▸ Records supplied:
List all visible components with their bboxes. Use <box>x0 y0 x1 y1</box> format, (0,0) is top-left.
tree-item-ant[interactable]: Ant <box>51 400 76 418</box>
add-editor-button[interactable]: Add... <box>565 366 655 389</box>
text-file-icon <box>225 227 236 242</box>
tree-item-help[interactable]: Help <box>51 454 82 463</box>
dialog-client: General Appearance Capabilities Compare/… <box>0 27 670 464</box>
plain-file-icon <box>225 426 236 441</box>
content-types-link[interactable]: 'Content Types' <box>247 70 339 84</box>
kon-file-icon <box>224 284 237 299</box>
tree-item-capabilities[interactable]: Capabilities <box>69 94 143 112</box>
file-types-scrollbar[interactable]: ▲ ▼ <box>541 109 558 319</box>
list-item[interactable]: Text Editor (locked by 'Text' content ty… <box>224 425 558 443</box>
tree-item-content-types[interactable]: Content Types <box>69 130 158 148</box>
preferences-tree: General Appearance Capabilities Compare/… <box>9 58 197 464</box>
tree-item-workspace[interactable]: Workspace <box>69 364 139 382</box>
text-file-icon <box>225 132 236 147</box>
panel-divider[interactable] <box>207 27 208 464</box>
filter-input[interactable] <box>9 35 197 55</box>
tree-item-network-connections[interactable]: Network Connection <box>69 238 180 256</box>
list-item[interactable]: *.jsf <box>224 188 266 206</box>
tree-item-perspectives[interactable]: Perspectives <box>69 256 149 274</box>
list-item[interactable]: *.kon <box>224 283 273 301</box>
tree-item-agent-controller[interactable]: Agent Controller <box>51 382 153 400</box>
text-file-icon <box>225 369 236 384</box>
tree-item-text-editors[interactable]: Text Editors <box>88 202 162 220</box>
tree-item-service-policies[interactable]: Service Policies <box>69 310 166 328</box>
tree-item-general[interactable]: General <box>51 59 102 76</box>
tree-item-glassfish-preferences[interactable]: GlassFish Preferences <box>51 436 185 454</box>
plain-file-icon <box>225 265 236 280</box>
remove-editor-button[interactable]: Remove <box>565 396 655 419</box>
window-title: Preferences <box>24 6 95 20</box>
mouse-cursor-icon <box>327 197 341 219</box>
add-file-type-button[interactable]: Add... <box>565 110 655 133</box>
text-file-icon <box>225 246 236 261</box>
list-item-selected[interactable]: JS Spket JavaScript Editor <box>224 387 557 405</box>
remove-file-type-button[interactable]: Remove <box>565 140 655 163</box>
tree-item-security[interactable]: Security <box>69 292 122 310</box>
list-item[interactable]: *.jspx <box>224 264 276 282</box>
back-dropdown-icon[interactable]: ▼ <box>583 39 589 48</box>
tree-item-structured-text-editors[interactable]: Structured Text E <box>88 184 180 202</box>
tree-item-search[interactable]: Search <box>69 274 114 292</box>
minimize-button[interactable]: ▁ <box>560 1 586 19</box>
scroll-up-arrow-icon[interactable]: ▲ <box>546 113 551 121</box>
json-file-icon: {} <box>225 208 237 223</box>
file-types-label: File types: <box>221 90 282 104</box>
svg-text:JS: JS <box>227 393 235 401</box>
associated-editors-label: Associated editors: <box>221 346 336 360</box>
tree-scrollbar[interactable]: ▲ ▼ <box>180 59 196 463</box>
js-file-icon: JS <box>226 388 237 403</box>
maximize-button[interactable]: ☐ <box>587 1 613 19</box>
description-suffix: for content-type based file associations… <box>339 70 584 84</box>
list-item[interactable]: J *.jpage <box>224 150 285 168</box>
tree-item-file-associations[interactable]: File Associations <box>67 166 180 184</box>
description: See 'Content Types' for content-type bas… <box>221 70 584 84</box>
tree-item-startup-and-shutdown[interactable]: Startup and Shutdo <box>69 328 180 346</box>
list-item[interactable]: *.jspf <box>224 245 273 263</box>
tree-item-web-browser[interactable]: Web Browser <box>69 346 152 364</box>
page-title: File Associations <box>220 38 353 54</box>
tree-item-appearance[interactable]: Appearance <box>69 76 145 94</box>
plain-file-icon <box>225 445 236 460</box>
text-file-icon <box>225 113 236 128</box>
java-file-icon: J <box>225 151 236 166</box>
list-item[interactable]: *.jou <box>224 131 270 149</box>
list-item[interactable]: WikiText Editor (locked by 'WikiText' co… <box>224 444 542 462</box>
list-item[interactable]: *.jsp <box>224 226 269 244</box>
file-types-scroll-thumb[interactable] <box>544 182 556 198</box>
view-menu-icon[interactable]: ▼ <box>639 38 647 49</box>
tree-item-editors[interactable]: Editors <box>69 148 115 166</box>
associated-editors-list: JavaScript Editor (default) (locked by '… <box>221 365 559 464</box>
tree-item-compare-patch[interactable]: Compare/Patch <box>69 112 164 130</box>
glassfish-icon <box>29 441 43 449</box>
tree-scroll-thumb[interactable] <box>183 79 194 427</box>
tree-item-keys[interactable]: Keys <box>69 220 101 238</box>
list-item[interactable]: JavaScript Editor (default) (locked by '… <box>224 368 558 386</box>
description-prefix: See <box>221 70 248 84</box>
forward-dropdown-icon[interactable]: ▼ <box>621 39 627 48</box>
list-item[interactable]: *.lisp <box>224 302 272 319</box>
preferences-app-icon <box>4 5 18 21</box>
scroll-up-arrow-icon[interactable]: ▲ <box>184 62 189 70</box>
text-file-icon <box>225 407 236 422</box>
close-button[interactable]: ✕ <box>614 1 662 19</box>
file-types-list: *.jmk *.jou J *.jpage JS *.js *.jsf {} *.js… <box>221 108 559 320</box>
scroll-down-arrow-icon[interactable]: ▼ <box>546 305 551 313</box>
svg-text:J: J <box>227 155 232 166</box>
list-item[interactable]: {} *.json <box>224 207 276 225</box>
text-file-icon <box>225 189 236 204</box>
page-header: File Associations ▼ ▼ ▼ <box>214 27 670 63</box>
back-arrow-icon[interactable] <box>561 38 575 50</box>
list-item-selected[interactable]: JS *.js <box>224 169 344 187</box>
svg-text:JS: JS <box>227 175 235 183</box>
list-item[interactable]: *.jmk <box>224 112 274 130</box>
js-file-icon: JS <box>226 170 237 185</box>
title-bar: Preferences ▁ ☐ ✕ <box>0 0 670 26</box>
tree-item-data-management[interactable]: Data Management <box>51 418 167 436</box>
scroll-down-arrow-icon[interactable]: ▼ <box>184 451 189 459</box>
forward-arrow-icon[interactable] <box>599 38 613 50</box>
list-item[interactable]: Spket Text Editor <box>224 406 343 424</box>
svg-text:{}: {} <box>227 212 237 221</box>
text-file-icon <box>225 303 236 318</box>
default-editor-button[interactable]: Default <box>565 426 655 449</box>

▸ Stated goal: Reproduce the material above line for line, without altering a single character.

▸ Problem solution:
List all visible components with their bboxes. Use <box>x0 y0 x1 y1</box> format, (0,0) is top-left.
tree-item-ant[interactable]: Ant <box>51 400 76 418</box>
add-editor-button[interactable]: Add... <box>565 366 655 389</box>
text-file-icon <box>225 227 236 242</box>
tree-item-help[interactable]: Help <box>51 454 82 463</box>
dialog-client: General Appearance Capabilities Compare/… <box>0 27 670 464</box>
plain-file-icon <box>225 426 236 441</box>
content-types-link[interactable]: 'Content Types' <box>247 70 339 84</box>
kon-file-icon <box>224 284 237 299</box>
tree-item-capabilities[interactable]: Capabilities <box>69 94 143 112</box>
file-types-scrollbar[interactable]: ▲ ▼ <box>541 109 558 319</box>
list-item[interactable]: Text Editor (locked by 'Text' content ty… <box>224 425 558 443</box>
tree-item-content-types[interactable]: Content Types <box>69 130 158 148</box>
preferences-tree: General Appearance Capabilities Compare/… <box>9 58 197 464</box>
tree-item-workspace[interactable]: Workspace <box>69 364 139 382</box>
text-file-icon <box>225 132 236 147</box>
panel-divider[interactable] <box>207 27 208 464</box>
filter-input[interactable] <box>9 35 197 55</box>
tree-item-network-connections[interactable]: Network Connection <box>69 238 180 256</box>
list-item[interactable]: *.jsf <box>224 188 266 206</box>
tree-item-perspectives[interactable]: Perspectives <box>69 256 149 274</box>
list-item[interactable]: *.kon <box>224 283 273 301</box>
tree-item-agent-controller[interactable]: Agent Controller <box>51 382 153 400</box>
text-file-icon <box>225 369 236 384</box>
tree-item-text-editors[interactable]: Text Editors <box>88 202 162 220</box>
tree-item-service-policies[interactable]: Service Policies <box>69 310 166 328</box>
tree-item-general[interactable]: General <box>51 59 102 76</box>
tree-item-glassfish-preferences[interactable]: GlassFish Preferences <box>51 436 185 454</box>
plain-file-icon <box>225 265 236 280</box>
remove-editor-button[interactable]: Remove <box>565 396 655 419</box>
window-title: Preferences <box>24 6 95 20</box>
mouse-cursor-icon <box>327 197 341 219</box>
add-file-type-button[interactable]: Add... <box>565 110 655 133</box>
text-file-icon <box>225 246 236 261</box>
list-item-selected[interactable]: JS Spket JavaScript Editor <box>224 387 557 405</box>
remove-file-type-button[interactable]: Remove <box>565 140 655 163</box>
tree-item-security[interactable]: Security <box>69 292 122 310</box>
list-item[interactable]: *.jspx <box>224 264 276 282</box>
back-dropdown-icon[interactable]: ▼ <box>583 39 589 48</box>
tree-item-structured-text-editors[interactable]: Structured Text E <box>88 184 180 202</box>
tree-item-search[interactable]: Search <box>69 274 114 292</box>
minimize-button[interactable]: ▁ <box>560 1 586 19</box>
scroll-up-arrow-icon[interactable]: ▲ <box>546 113 551 121</box>
json-file-icon: {} <box>225 208 237 223</box>
file-types-label: File types: <box>221 90 282 104</box>
svg-text:JS: JS <box>227 393 235 401</box>
associated-editors-label: Associated editors: <box>221 346 336 360</box>
tree-scrollbar[interactable]: ▲ ▼ <box>180 59 196 463</box>
js-file-icon: JS <box>226 388 237 403</box>
maximize-button[interactable]: ☐ <box>587 1 613 19</box>
description-suffix: for content-type based file associations… <box>339 70 584 84</box>
list-item[interactable]: J *.jpage <box>224 150 285 168</box>
tree-item-file-associations[interactable]: File Associations <box>67 166 180 184</box>
description: See 'Content Types' for content-type bas… <box>221 70 584 84</box>
tree-item-startup-and-shutdown[interactable]: Startup and Shutdo <box>69 328 180 346</box>
list-item[interactable]: *.jspf <box>224 245 273 263</box>
tree-item-web-browser[interactable]: Web Browser <box>69 346 152 364</box>
page-title: File Associations <box>220 38 353 54</box>
tree-item-appearance[interactable]: Appearance <box>69 76 145 94</box>
plain-file-icon <box>225 445 236 460</box>
text-file-icon <box>225 113 236 128</box>
java-file-icon: J <box>225 151 236 166</box>
list-item[interactable]: *.jou <box>224 131 270 149</box>
list-item[interactable]: WikiText Editor (locked by 'WikiText' co… <box>224 444 542 462</box>
list-item[interactable]: *.jsp <box>224 226 269 244</box>
file-types-scroll-thumb[interactable] <box>544 182 556 198</box>
view-menu-icon[interactable]: ▼ <box>639 38 647 49</box>
tree-item-editors[interactable]: Editors <box>69 148 115 166</box>
associated-editors-list: JavaScript Editor (default) (locked by '… <box>221 365 559 464</box>
tree-item-compare-patch[interactable]: Compare/Patch <box>69 112 164 130</box>
glassfish-icon <box>29 441 43 449</box>
tree-scroll-thumb[interactable] <box>183 79 194 427</box>
tree-item-keys[interactable]: Keys <box>69 220 101 238</box>
list-item[interactable]: JavaScript Editor (default) (locked by '… <box>224 368 558 386</box>
description-prefix: See <box>221 70 248 84</box>
forward-dropdown-icon[interactable]: ▼ <box>621 39 627 48</box>
list-item[interactable]: *.lisp <box>224 302 272 319</box>
preferences-app-icon <box>4 5 18 21</box>
scroll-up-arrow-icon[interactable]: ▲ <box>184 62 189 70</box>
text-file-icon <box>225 407 236 422</box>
close-button[interactable]: ✕ <box>614 1 662 19</box>
file-types-list: *.jmk *.jou J *.jpage JS *.js *.jsf {} *.js… <box>221 108 559 320</box>
scroll-down-arrow-icon[interactable]: ▼ <box>546 305 551 313</box>
svg-text:J: J <box>227 155 232 166</box>
list-item[interactable]: {} *.json <box>224 207 276 225</box>
text-file-icon <box>225 189 236 204</box>
page-header: File Associations ▼ ▼ ▼ <box>214 27 670 63</box>
back-arrow-icon[interactable] <box>561 38 575 50</box>
list-item-selected[interactable]: JS *.js <box>224 169 344 187</box>
svg-text:JS: JS <box>227 175 235 183</box>
list-item[interactable]: *.jmk <box>224 112 274 130</box>
js-file-icon: JS <box>226 170 237 185</box>
title-bar: Preferences ▁ ☐ ✕ <box>0 0 670 26</box>
tree-item-data-management[interactable]: Data Management <box>51 418 167 436</box>
scroll-down-arrow-icon[interactable]: ▼ <box>184 451 189 459</box>
forward-arrow-icon[interactable] <box>599 38 613 50</box>
list-item[interactable]: Spket Text Editor <box>224 406 343 424</box>
svg-text:{}: {} <box>227 212 237 221</box>
text-file-icon <box>225 303 236 318</box>
default-editor-button[interactable]: Default <box>565 426 655 449</box>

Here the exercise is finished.